> [TASK INSTRUCTIONS] Go through the listing beneath this task and return every line that carries the string "Middle".

> [Structured figure records]
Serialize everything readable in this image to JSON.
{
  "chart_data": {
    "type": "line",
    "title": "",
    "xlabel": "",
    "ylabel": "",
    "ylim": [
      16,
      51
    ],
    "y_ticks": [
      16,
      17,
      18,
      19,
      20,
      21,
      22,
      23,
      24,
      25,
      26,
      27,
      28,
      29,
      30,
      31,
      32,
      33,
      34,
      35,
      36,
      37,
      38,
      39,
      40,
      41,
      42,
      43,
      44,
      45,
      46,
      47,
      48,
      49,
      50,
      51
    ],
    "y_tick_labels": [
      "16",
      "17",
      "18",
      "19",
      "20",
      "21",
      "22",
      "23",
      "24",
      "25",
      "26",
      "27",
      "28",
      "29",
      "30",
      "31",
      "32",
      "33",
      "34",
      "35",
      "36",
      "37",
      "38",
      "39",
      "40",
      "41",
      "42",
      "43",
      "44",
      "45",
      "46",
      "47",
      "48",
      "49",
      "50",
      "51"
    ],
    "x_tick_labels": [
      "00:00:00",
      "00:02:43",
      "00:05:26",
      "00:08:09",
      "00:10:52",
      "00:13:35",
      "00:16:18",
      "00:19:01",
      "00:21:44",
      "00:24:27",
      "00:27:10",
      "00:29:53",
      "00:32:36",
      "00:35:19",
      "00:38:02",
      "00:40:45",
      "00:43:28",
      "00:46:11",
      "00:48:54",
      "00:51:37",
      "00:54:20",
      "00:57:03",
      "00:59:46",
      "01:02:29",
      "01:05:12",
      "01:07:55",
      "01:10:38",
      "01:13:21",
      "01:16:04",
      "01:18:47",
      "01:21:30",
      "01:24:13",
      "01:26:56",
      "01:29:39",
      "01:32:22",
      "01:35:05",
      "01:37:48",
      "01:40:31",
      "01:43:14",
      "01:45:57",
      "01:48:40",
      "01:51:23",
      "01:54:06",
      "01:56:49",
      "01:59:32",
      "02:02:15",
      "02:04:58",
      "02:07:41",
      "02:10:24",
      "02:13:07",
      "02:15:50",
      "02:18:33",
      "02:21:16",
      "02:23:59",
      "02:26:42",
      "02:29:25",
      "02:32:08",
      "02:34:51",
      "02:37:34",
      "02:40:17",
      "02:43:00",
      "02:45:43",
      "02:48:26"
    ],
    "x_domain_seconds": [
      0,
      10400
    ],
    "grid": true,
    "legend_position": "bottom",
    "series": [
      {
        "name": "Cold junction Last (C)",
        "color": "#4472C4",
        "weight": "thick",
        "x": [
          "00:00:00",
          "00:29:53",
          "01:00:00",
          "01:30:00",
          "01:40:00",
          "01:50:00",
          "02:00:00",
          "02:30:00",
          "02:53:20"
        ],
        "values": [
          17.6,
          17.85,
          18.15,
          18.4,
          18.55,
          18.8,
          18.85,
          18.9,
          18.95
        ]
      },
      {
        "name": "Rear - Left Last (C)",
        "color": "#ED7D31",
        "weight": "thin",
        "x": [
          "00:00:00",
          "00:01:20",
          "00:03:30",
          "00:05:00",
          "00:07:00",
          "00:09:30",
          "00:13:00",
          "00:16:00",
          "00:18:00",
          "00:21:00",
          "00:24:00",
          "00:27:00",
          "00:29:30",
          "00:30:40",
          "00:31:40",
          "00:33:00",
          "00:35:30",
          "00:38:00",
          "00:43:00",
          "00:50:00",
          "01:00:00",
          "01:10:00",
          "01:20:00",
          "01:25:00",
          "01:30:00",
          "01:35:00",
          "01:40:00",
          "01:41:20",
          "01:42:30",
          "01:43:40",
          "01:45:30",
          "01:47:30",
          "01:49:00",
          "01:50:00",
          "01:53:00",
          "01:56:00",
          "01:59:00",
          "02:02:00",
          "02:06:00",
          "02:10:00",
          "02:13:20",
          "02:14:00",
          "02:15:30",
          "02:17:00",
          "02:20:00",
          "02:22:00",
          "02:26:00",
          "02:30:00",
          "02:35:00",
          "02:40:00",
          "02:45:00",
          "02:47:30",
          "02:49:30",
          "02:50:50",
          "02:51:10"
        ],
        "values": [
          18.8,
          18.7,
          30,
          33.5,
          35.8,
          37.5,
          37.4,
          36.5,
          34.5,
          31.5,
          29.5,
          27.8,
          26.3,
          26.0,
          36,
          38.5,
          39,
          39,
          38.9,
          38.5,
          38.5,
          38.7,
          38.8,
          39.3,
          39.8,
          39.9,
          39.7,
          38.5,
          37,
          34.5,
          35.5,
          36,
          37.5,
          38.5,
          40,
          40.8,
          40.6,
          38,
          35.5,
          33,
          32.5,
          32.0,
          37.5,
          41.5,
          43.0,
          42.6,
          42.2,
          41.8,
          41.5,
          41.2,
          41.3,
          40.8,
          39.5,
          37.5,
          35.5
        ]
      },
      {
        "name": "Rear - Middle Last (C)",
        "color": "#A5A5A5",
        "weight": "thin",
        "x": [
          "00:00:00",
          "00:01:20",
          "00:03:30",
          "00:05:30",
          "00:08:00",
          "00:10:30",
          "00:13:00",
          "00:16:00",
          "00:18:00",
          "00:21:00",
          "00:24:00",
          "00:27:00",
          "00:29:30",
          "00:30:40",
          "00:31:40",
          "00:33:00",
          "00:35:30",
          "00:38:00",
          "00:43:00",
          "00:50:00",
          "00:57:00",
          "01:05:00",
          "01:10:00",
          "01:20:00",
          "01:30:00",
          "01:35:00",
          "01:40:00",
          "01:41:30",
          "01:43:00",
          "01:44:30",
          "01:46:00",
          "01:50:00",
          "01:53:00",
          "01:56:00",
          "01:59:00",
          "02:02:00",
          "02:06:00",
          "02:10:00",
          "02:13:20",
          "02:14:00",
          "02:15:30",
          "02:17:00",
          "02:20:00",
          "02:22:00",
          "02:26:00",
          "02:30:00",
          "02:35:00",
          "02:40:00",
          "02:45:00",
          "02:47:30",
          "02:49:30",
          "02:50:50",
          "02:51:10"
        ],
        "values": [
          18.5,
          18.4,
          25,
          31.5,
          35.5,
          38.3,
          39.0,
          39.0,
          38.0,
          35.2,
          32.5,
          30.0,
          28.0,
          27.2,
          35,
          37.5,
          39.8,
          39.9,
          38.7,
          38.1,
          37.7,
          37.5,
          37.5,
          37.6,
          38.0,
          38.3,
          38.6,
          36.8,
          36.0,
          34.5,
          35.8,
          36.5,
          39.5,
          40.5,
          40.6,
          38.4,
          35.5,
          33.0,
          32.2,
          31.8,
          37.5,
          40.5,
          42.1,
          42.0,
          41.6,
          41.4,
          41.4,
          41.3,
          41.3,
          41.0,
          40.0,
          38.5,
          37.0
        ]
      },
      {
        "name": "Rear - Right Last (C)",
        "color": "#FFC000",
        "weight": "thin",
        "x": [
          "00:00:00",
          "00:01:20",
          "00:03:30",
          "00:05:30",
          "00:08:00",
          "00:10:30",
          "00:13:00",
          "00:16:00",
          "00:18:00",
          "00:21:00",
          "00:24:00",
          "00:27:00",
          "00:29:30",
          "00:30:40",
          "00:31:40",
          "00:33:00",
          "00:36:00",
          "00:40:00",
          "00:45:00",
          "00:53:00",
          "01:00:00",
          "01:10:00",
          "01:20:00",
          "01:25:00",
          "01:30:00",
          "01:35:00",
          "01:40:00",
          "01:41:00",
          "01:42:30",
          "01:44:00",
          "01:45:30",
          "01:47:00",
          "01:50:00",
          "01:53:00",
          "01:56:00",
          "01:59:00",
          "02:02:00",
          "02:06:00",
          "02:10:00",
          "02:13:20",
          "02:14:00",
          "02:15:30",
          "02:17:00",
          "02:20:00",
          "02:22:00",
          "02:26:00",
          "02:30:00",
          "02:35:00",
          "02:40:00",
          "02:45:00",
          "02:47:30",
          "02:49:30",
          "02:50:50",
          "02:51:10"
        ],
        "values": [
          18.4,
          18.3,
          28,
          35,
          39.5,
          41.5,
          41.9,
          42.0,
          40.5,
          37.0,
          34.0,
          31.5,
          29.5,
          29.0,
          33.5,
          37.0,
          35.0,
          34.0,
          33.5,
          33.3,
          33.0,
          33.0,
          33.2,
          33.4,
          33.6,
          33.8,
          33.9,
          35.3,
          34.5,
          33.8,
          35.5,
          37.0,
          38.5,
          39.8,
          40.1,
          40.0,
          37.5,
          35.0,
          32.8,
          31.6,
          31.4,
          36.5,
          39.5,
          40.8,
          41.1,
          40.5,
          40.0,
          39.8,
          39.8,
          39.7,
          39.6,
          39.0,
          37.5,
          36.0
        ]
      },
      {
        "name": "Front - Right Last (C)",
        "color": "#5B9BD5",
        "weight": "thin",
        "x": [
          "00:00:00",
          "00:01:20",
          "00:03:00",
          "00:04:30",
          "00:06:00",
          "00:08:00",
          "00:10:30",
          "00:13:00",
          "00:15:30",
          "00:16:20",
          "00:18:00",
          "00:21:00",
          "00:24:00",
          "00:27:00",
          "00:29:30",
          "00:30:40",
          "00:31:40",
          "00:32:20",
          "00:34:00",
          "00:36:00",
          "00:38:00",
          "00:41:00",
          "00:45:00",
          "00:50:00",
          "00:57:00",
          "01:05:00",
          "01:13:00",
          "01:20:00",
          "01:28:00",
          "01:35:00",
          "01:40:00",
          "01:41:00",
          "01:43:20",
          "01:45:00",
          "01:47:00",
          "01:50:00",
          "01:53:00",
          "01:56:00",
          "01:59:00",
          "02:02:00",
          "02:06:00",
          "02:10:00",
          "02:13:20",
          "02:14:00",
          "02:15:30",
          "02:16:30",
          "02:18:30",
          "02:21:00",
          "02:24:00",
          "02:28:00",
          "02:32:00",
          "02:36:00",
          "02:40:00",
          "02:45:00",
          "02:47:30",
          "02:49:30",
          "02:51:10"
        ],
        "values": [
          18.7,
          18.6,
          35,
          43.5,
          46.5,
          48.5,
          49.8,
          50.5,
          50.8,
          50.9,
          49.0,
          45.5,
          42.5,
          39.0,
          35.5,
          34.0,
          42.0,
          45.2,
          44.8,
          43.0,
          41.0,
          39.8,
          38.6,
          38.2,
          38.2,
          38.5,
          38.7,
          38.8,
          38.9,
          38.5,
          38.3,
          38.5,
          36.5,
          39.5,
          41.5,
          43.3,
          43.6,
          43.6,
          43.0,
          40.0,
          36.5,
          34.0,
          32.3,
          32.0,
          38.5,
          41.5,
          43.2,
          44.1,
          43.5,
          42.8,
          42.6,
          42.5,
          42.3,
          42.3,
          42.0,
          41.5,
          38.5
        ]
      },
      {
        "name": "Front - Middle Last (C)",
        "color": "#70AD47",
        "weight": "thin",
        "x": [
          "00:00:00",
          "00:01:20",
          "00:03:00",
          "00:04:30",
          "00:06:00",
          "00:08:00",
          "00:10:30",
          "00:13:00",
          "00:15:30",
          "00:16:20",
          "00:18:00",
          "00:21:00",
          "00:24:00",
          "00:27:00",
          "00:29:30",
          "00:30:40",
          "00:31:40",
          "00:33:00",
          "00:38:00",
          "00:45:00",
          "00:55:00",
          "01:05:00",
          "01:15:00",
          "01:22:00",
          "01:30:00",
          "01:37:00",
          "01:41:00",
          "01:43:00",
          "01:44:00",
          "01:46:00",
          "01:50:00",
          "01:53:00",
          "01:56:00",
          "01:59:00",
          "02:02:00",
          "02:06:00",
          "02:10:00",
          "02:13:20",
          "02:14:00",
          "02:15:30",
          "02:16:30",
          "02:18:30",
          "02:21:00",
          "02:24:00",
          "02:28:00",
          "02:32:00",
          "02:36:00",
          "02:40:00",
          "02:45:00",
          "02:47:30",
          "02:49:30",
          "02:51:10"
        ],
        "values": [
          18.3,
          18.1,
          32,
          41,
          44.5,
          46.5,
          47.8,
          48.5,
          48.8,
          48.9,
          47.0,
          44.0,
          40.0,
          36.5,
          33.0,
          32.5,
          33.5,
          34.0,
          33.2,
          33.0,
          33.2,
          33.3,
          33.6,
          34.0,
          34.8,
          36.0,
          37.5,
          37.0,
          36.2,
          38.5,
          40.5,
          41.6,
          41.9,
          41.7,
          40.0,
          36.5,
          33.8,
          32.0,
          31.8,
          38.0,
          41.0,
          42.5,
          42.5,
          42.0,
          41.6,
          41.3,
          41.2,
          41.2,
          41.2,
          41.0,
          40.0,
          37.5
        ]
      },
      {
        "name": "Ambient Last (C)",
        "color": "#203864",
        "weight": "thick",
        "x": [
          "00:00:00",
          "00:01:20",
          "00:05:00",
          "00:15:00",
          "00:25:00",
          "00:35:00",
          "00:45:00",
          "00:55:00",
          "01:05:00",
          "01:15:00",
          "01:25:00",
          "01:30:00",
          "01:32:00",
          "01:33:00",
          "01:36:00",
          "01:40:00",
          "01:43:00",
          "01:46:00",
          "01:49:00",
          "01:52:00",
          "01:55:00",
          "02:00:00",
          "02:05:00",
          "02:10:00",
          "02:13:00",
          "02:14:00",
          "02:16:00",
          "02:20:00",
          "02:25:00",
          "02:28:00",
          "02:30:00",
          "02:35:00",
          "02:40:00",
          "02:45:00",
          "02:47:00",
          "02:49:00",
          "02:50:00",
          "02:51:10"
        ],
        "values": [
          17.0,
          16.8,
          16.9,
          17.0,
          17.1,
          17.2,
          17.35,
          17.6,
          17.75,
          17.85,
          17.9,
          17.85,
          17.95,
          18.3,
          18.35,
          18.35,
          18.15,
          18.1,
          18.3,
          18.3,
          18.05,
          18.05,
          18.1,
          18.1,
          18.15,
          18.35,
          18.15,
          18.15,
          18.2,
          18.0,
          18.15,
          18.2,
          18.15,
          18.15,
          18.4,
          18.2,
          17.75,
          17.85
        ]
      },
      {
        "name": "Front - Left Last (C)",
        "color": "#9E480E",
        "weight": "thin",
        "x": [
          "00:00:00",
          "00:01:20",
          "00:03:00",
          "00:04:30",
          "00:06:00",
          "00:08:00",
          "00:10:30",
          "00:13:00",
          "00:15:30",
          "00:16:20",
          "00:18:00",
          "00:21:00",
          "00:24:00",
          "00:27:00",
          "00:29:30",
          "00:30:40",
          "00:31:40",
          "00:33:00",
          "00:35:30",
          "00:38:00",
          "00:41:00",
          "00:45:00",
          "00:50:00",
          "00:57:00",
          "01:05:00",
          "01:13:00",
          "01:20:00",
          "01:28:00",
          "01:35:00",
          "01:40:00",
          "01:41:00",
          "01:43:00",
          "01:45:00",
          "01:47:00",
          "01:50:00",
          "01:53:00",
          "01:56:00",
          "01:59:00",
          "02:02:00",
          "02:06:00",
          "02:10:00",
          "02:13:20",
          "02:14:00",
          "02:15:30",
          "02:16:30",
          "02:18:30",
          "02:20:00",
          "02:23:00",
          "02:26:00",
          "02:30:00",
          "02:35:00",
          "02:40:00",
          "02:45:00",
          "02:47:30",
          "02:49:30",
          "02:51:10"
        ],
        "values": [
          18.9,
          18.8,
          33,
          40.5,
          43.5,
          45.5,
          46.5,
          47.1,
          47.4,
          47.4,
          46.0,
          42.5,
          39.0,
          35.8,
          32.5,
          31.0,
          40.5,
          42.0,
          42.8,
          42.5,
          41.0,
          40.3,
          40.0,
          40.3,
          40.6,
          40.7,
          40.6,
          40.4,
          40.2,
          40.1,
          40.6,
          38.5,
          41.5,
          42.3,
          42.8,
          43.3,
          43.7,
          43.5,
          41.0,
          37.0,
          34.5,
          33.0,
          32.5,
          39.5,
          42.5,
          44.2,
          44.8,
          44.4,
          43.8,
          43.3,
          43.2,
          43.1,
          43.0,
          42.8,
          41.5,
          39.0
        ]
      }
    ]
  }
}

> [COMPLETED TASK]
        "name": "Rear - Middle Last (C)",
        "name": "Front - Middle Last (C)",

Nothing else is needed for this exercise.